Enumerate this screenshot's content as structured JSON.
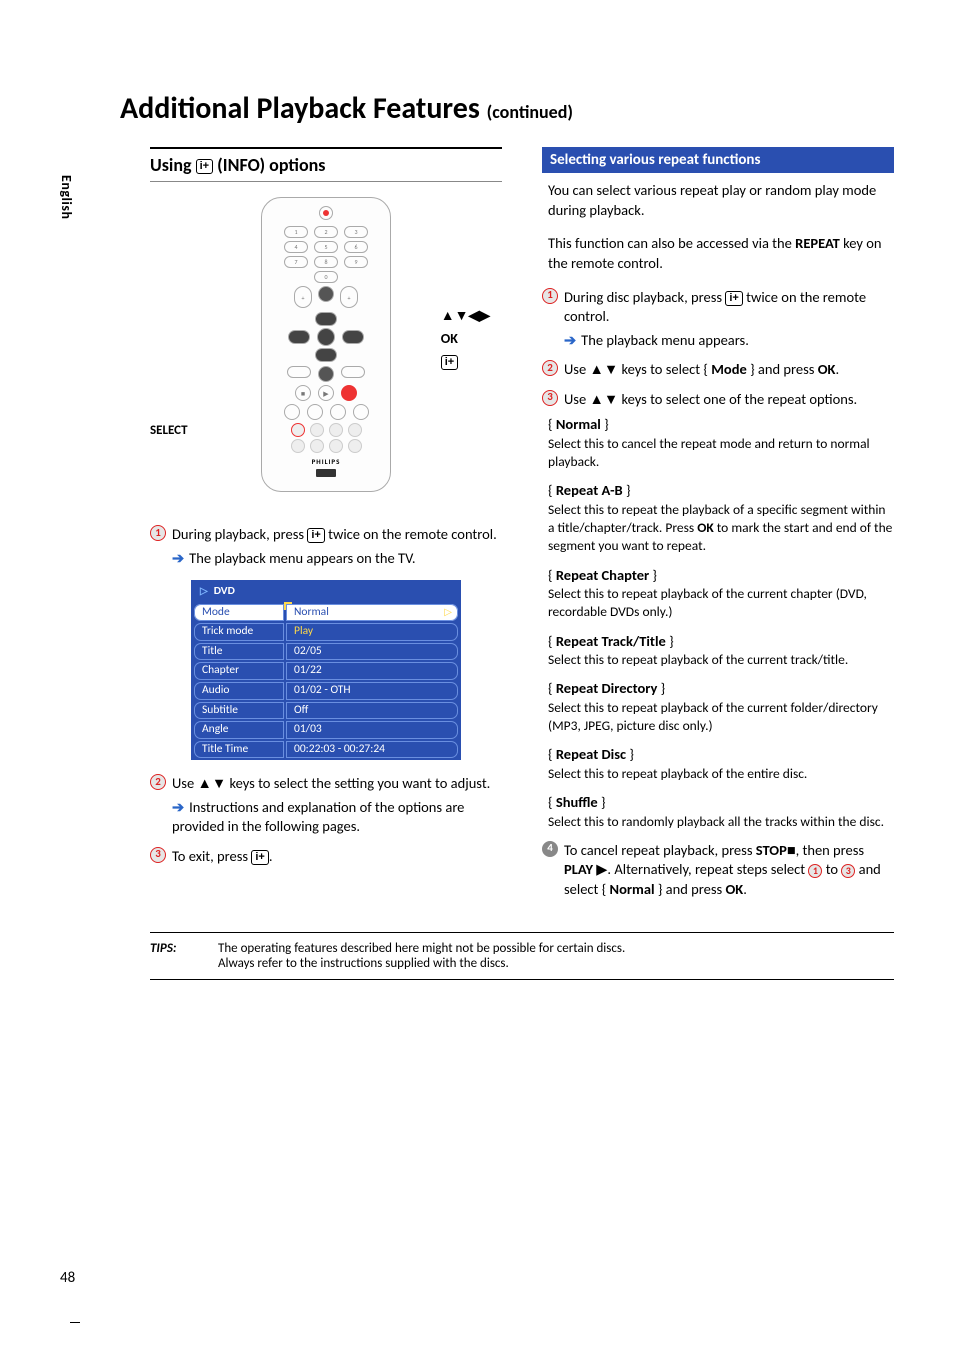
{
  "page": {
    "language_tab": "English",
    "title_main": "Additional Playback Features",
    "title_cont": "(continued)",
    "page_number": "48"
  },
  "left": {
    "section_title_pre": "Using ",
    "section_title_post": " (INFO) options",
    "info_glyph": "i+",
    "callouts": {
      "arrows": "▲▼◀▶",
      "ok": "OK",
      "select": "SELECT"
    },
    "remote_brand": "PHILIPS",
    "step1_a": "During playback, press ",
    "step1_b": " twice on the remote control.",
    "step1_sub": "The playback menu appears on the TV.",
    "osd": {
      "header": "DVD",
      "rows": [
        {
          "label": "Mode",
          "value": "Normal"
        },
        {
          "label": "Trick mode",
          "value": "Play"
        },
        {
          "label": "Title",
          "value": "02/05"
        },
        {
          "label": "Chapter",
          "value": "01/22"
        },
        {
          "label": "Audio",
          "value": "01/02 - OTH"
        },
        {
          "label": "Subtitle",
          "value": "Off"
        },
        {
          "label": "Angle",
          "value": "01/03"
        },
        {
          "label": "Title Time",
          "value": "00:22:03 - 00:27:24"
        }
      ]
    },
    "step2": "Use ▲▼ keys to select the setting you want to adjust.",
    "step2_sub": "Instructions and explanation of the options are provided in the following pages.",
    "step3_a": "To exit, press ",
    "step3_b": "."
  },
  "right": {
    "sub_heading": "Selecting various repeat functions",
    "intro1": "You can select various repeat play or random play mode during playback.",
    "intro2_a": "This function can also be accessed via the ",
    "intro2_bold": "REPEAT",
    "intro2_b": " key on the remote control.",
    "step1_a": "During disc playback, press ",
    "step1_b": " twice on the remote control.",
    "step1_sub": "The playback menu appears.",
    "step2_a": "Use ▲▼ keys to select { ",
    "step2_bold": "Mode",
    "step2_b": " } and press ",
    "step2_bold2": "OK",
    "step2_c": ".",
    "step3": "Use ▲▼ keys to select one of the repeat options.",
    "options": [
      {
        "title": "Normal",
        "desc": "Select this to cancel the repeat mode and return to normal playback."
      },
      {
        "title": "Repeat A-B",
        "desc": "Select this to repeat the playback of a specific segment within a title/chapter/track. Press OK to mark the start and end of the segment you want to repeat."
      },
      {
        "title": "Repeat Chapter",
        "desc": "Select this to repeat playback of the current chapter (DVD, recordable DVDs only.)"
      },
      {
        "title": "Repeat Track/Title",
        "desc": "Select this to repeat playback of the current track/title."
      },
      {
        "title": "Repeat Directory",
        "desc": "Select this to repeat playback of the current folder/directory (MP3, JPEG, picture disc only.)"
      },
      {
        "title": "Repeat Disc",
        "desc": "Select this to repeat playback of the entire disc."
      },
      {
        "title": "Shuffle",
        "desc": "Select this to randomly playback all the tracks within the disc."
      }
    ],
    "step4_a": "To cancel repeat playback, press ",
    "step4_stop": "STOP",
    "step4_b": "■, then press ",
    "step4_play": "PLAY",
    "step4_c": " ▶. Alternatively, repeat steps select ",
    "step4_d": " to ",
    "step4_e": " and select { ",
    "step4_normal": "Normal",
    "step4_f": " } and press ",
    "step4_ok": "OK",
    "step4_g": "."
  },
  "tips": {
    "label": "TIPS:",
    "line1": "The operating features described here might not be possible for certain discs.",
    "line2": "Always refer to the instructions supplied with the discs."
  }
}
* * * *
WHAT THE EXERCISE ASKS
Only lines with the string "various" belong in your answer; copy each one.

RESULT BELOW
    "sub_heading": "Selecting various repeat functions",
    "intro1": "You can select various repeat play or random play mode during playback.",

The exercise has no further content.